[Task item] Each line of the records that holds the word "resistance" should be copied out.

---------------

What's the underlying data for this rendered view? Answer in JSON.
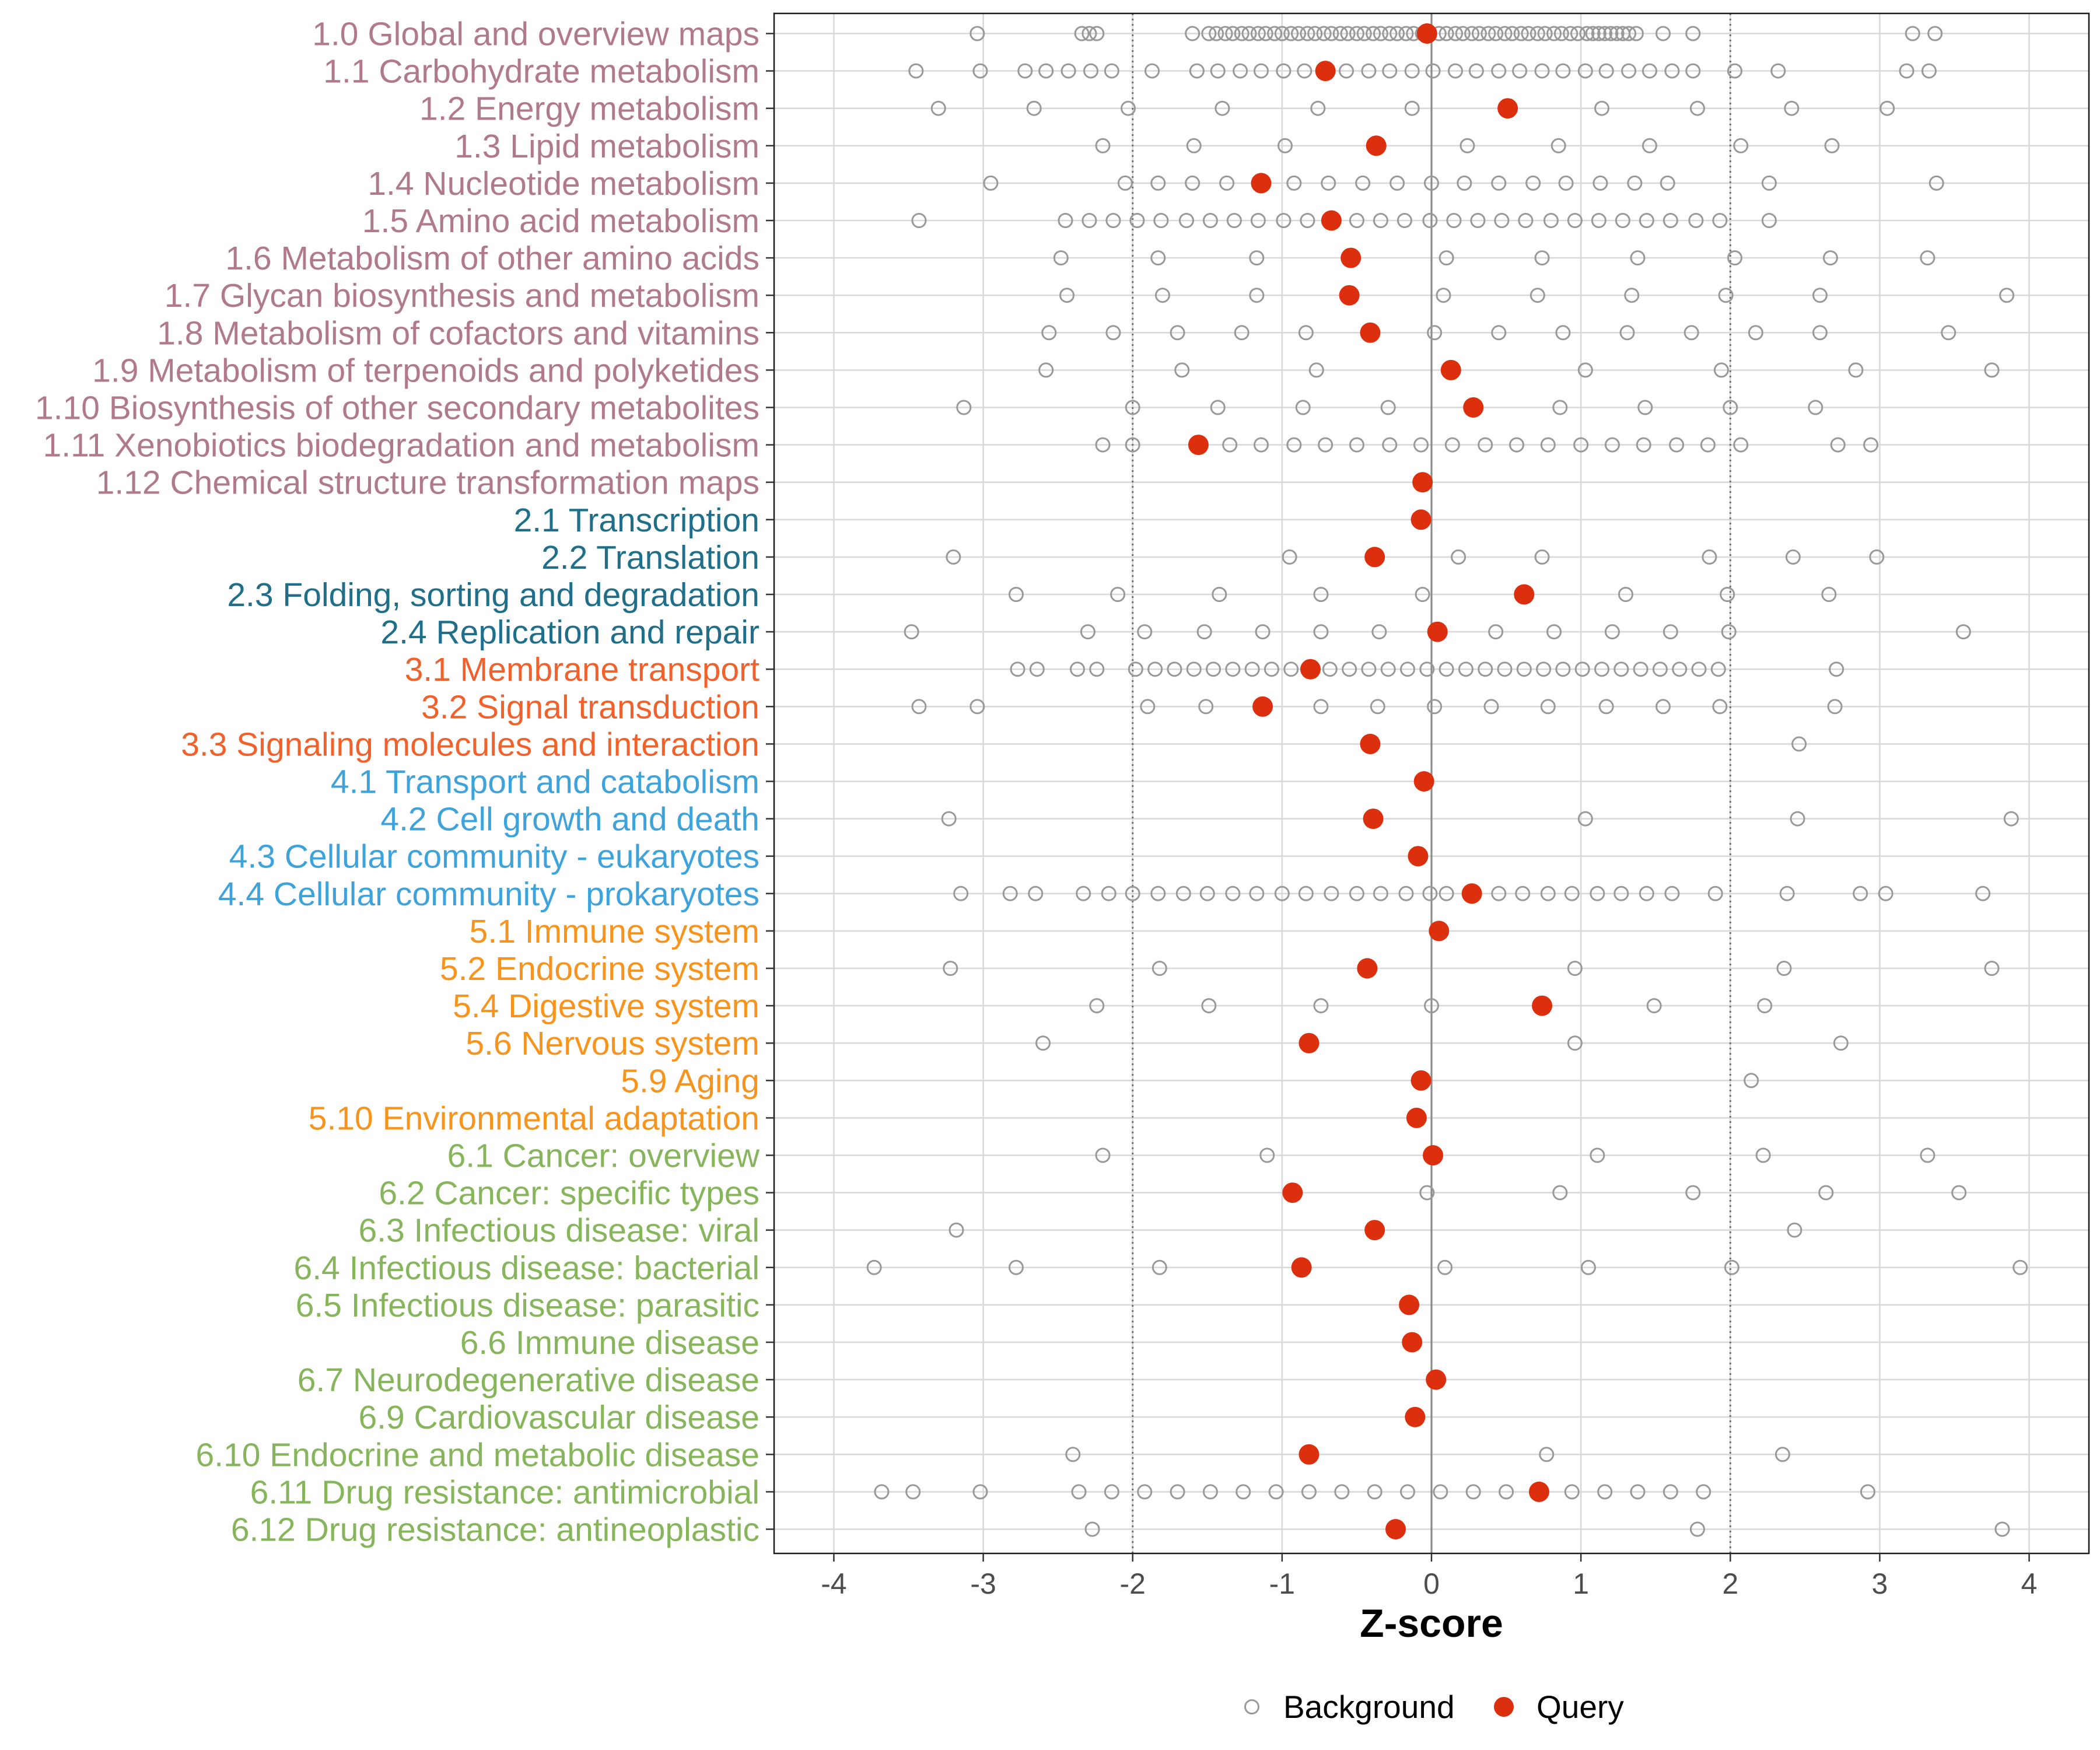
{
  "chart_data": {
    "type": "scatter",
    "xlabel": "Z-score",
    "xlim": [
      -4.4,
      4.4
    ],
    "x_ticks": [
      -4,
      -3,
      -2,
      -1,
      0,
      1,
      2,
      3,
      4
    ],
    "x_tick_labels": [
      "-4",
      "-3",
      "-2",
      "-1",
      "0",
      "1",
      "2",
      "3",
      "4"
    ],
    "reference_lines": {
      "dotted": [
        -2,
        2
      ],
      "solid": [
        0
      ]
    },
    "grid": true,
    "legend": {
      "position": "bottom",
      "items": [
        {
          "label": "Background",
          "marker": "open-circle",
          "color": "#999999"
        },
        {
          "label": "Query",
          "marker": "filled-circle",
          "color": "#DC2F0E"
        }
      ]
    },
    "group_colors": {
      "1": "#B07A8C",
      "2": "#1F6F8B",
      "3": "#F0612B",
      "4": "#3EA3DA",
      "5": "#F7941D",
      "6": "#86B55B"
    },
    "categories": [
      {
        "label": "1.0 Global and overview maps",
        "group": 1,
        "query": -0.03,
        "background": [
          -3.04,
          -2.34,
          -2.29,
          -2.24,
          -1.6,
          -1.49,
          -1.44,
          -1.38,
          -1.33,
          -1.27,
          -1.22,
          -1.16,
          -1.11,
          -1.05,
          -1.0,
          -0.94,
          -0.89,
          -0.83,
          -0.78,
          -0.72,
          -0.67,
          -0.61,
          -0.56,
          -0.5,
          -0.45,
          -0.39,
          -0.34,
          -0.28,
          -0.23,
          -0.17,
          -0.12,
          -0.06,
          0.05,
          0.1,
          0.16,
          0.21,
          0.27,
          0.32,
          0.38,
          0.43,
          0.49,
          0.54,
          0.6,
          0.65,
          0.71,
          0.76,
          0.82,
          0.87,
          0.93,
          0.98,
          1.04,
          1.08,
          1.12,
          1.16,
          1.2,
          1.24,
          1.28,
          1.32,
          1.37,
          1.55,
          1.75,
          3.22,
          3.37
        ]
      },
      {
        "label": "1.1 Carbohydrate metabolism",
        "group": 1,
        "query": -0.71,
        "background": [
          -3.45,
          -3.02,
          -2.72,
          -2.58,
          -2.43,
          -2.28,
          -2.14,
          -1.87,
          -1.57,
          -1.43,
          -1.28,
          -1.14,
          -0.99,
          -0.85,
          -0.57,
          -0.42,
          -0.28,
          -0.13,
          0.01,
          0.16,
          0.3,
          0.45,
          0.59,
          0.74,
          0.88,
          1.03,
          1.17,
          1.32,
          1.46,
          1.61,
          1.75,
          2.03,
          2.32,
          3.18,
          3.33
        ]
      },
      {
        "label": "1.2 Energy metabolism",
        "group": 1,
        "query": 0.51,
        "background": [
          -3.3,
          -2.66,
          -2.03,
          -1.4,
          -0.76,
          -0.13,
          1.14,
          1.78,
          2.41,
          3.05
        ]
      },
      {
        "label": "1.3 Lipid metabolism",
        "group": 1,
        "query": -0.37,
        "background": [
          -2.2,
          -1.59,
          -0.98,
          0.24,
          0.85,
          1.46,
          2.07,
          2.68
        ]
      },
      {
        "label": "1.4 Nucleotide metabolism",
        "group": 1,
        "query": -1.14,
        "background": [
          -2.95,
          -2.05,
          -1.83,
          -1.6,
          -1.37,
          -0.92,
          -0.69,
          -0.46,
          -0.23,
          0.0,
          0.22,
          0.45,
          0.68,
          0.9,
          1.13,
          1.36,
          1.58,
          2.26,
          3.38
        ]
      },
      {
        "label": "1.5 Amino acid metabolism",
        "group": 1,
        "query": -0.67,
        "background": [
          -3.43,
          -2.45,
          -2.29,
          -2.13,
          -1.97,
          -1.81,
          -1.64,
          -1.48,
          -1.32,
          -1.16,
          -0.99,
          -0.83,
          -0.5,
          -0.34,
          -0.18,
          -0.01,
          0.15,
          0.31,
          0.47,
          0.63,
          0.8,
          0.96,
          1.12,
          1.28,
          1.44,
          1.6,
          1.77,
          1.93,
          2.26
        ]
      },
      {
        "label": "1.6 Metabolism of other amino acids",
        "group": 1,
        "query": -0.54,
        "background": [
          -2.48,
          -1.83,
          -1.17,
          0.1,
          0.74,
          1.38,
          2.03,
          2.67,
          3.32
        ]
      },
      {
        "label": "1.7 Glycan biosynthesis and metabolism",
        "group": 1,
        "query": -0.55,
        "background": [
          -2.44,
          -1.8,
          -1.17,
          0.08,
          0.71,
          1.34,
          1.97,
          2.6,
          3.85
        ]
      },
      {
        "label": "1.8 Metabolism of cofactors and vitamins",
        "group": 1,
        "query": -0.41,
        "background": [
          -2.56,
          -2.13,
          -1.7,
          -1.27,
          -0.84,
          0.02,
          0.45,
          0.88,
          1.31,
          1.74,
          2.17,
          2.6,
          3.46
        ]
      },
      {
        "label": "1.9 Metabolism of terpenoids and polyketides",
        "group": 1,
        "query": 0.13,
        "background": [
          -2.58,
          -1.67,
          -0.77,
          1.03,
          1.94,
          2.84,
          3.75
        ]
      },
      {
        "label": "1.10 Biosynthesis of other secondary metabolites",
        "group": 1,
        "query": 0.28,
        "background": [
          -3.13,
          -2.0,
          -1.43,
          -0.86,
          -0.29,
          0.86,
          1.43,
          2.0,
          2.57
        ]
      },
      {
        "label": "1.11 Xenobiotics biodegradation and metabolism",
        "group": 1,
        "query": -1.56,
        "background": [
          -2.2,
          -2.0,
          -1.35,
          -1.14,
          -0.92,
          -0.71,
          -0.5,
          -0.28,
          -0.07,
          0.14,
          0.36,
          0.57,
          0.78,
          1.0,
          1.21,
          1.42,
          1.64,
          1.85,
          2.07,
          2.72,
          2.94
        ]
      },
      {
        "label": "1.12 Chemical structure transformation maps",
        "group": 1,
        "query": -0.06,
        "background": []
      },
      {
        "label": "2.1 Transcription",
        "group": 2,
        "query": -0.07,
        "background": []
      },
      {
        "label": "2.2 Translation",
        "group": 2,
        "query": -0.38,
        "background": [
          -3.2,
          -0.95,
          0.18,
          0.74,
          1.86,
          2.42,
          2.98
        ]
      },
      {
        "label": "2.3 Folding, sorting and degradation",
        "group": 2,
        "query": 0.62,
        "background": [
          -2.78,
          -2.1,
          -1.42,
          -0.74,
          -0.06,
          1.3,
          1.98,
          2.66
        ]
      },
      {
        "label": "2.4 Replication and repair",
        "group": 2,
        "query": 0.04,
        "background": [
          -3.48,
          -2.3,
          -1.92,
          -1.52,
          -1.13,
          -0.74,
          -0.35,
          0.43,
          0.82,
          1.21,
          1.6,
          1.99,
          3.56
        ]
      },
      {
        "label": "3.1 Membrane transport",
        "group": 3,
        "query": -0.81,
        "background": [
          -2.77,
          -2.64,
          -2.37,
          -2.24,
          -1.98,
          -1.85,
          -1.72,
          -1.59,
          -1.46,
          -1.33,
          -1.2,
          -1.07,
          -0.94,
          -0.68,
          -0.55,
          -0.42,
          -0.29,
          -0.16,
          -0.03,
          0.1,
          0.23,
          0.36,
          0.49,
          0.62,
          0.75,
          0.88,
          1.01,
          1.14,
          1.27,
          1.4,
          1.53,
          1.66,
          1.79,
          1.92,
          2.71
        ]
      },
      {
        "label": "3.2 Signal transduction",
        "group": 3,
        "query": -1.13,
        "background": [
          -3.43,
          -3.04,
          -1.9,
          -1.51,
          -0.74,
          -0.36,
          0.02,
          0.4,
          0.78,
          1.17,
          1.55,
          1.93,
          2.7
        ]
      },
      {
        "label": "3.3 Signaling molecules and interaction",
        "group": 3,
        "query": -0.41,
        "background": [
          2.46
        ]
      },
      {
        "label": "4.1 Transport and catabolism",
        "group": 4,
        "query": -0.05,
        "background": []
      },
      {
        "label": "4.2 Cell growth and death",
        "group": 4,
        "query": -0.39,
        "background": [
          -3.23,
          1.03,
          2.45,
          3.88
        ]
      },
      {
        "label": "4.3 Cellular community - eukaryotes",
        "group": 4,
        "query": -0.09,
        "background": []
      },
      {
        "label": "4.4 Cellular community - prokaryotes",
        "group": 4,
        "query": 0.27,
        "background": [
          -3.15,
          -2.82,
          -2.65,
          -2.33,
          -2.16,
          -2.0,
          -1.83,
          -1.66,
          -1.5,
          -1.33,
          -1.17,
          -1.0,
          -0.84,
          -0.67,
          -0.5,
          -0.34,
          -0.17,
          -0.01,
          0.1,
          0.45,
          0.61,
          0.78,
          0.94,
          1.11,
          1.27,
          1.44,
          1.61,
          1.9,
          2.38,
          2.87,
          3.04,
          3.69
        ]
      },
      {
        "label": "5.1 Immune system",
        "group": 5,
        "query": 0.05,
        "background": []
      },
      {
        "label": "5.2 Endocrine system",
        "group": 5,
        "query": -0.43,
        "background": [
          -3.22,
          -1.82,
          0.96,
          2.36,
          3.75
        ]
      },
      {
        "label": "5.4 Digestive system",
        "group": 5,
        "query": 0.74,
        "background": [
          -2.24,
          -1.49,
          -0.74,
          0.0,
          1.49,
          2.23
        ]
      },
      {
        "label": "5.6 Nervous system",
        "group": 5,
        "query": -0.82,
        "background": [
          -2.6,
          0.96,
          2.74
        ]
      },
      {
        "label": "5.9 Aging",
        "group": 5,
        "query": -0.07,
        "background": [
          2.14
        ]
      },
      {
        "label": "5.10 Environmental adaptation",
        "group": 5,
        "query": -0.1,
        "background": []
      },
      {
        "label": "6.1 Cancer: overview",
        "group": 6,
        "query": 0.01,
        "background": [
          -2.2,
          -1.1,
          1.11,
          2.22,
          3.32
        ]
      },
      {
        "label": "6.2 Cancer: specific types",
        "group": 6,
        "query": -0.93,
        "background": [
          -0.03,
          0.86,
          1.75,
          2.64,
          3.53
        ]
      },
      {
        "label": "6.3 Infectious disease: viral",
        "group": 6,
        "query": -0.38,
        "background": [
          -3.18,
          2.43
        ]
      },
      {
        "label": "6.4 Infectious disease: bacterial",
        "group": 6,
        "query": -0.87,
        "background": [
          -3.73,
          -2.78,
          -1.82,
          0.09,
          1.05,
          2.01,
          3.94
        ]
      },
      {
        "label": "6.5 Infectious disease: parasitic",
        "group": 6,
        "query": -0.15,
        "background": []
      },
      {
        "label": "6.6 Immune disease",
        "group": 6,
        "query": -0.13,
        "background": []
      },
      {
        "label": "6.7 Neurodegenerative disease",
        "group": 6,
        "query": 0.03,
        "background": []
      },
      {
        "label": "6.9 Cardiovascular disease",
        "group": 6,
        "query": -0.11,
        "background": []
      },
      {
        "label": "6.10 Endocrine and metabolic disease",
        "group": 6,
        "query": -0.82,
        "background": [
          -2.4,
          0.77,
          2.35
        ]
      },
      {
        "label": "6.11 Drug resistance: antimicrobial",
        "group": 6,
        "query": 0.72,
        "background": [
          -3.68,
          -3.47,
          -3.02,
          -2.36,
          -2.14,
          -1.92,
          -1.7,
          -1.48,
          -1.26,
          -1.04,
          -0.82,
          -0.6,
          -0.38,
          -0.16,
          0.06,
          0.28,
          0.5,
          0.94,
          1.16,
          1.38,
          1.6,
          1.82,
          2.92
        ]
      },
      {
        "label": "6.12 Drug resistance: antineoplastic",
        "group": 6,
        "query": -0.24,
        "background": [
          -2.27,
          1.78,
          3.82
        ]
      }
    ]
  }
}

---------------

[Solution to this problem]
        "label": "6.11 Drug resistance: antimicrobial",
        "label": "6.12 Drug resistance: antineoplastic",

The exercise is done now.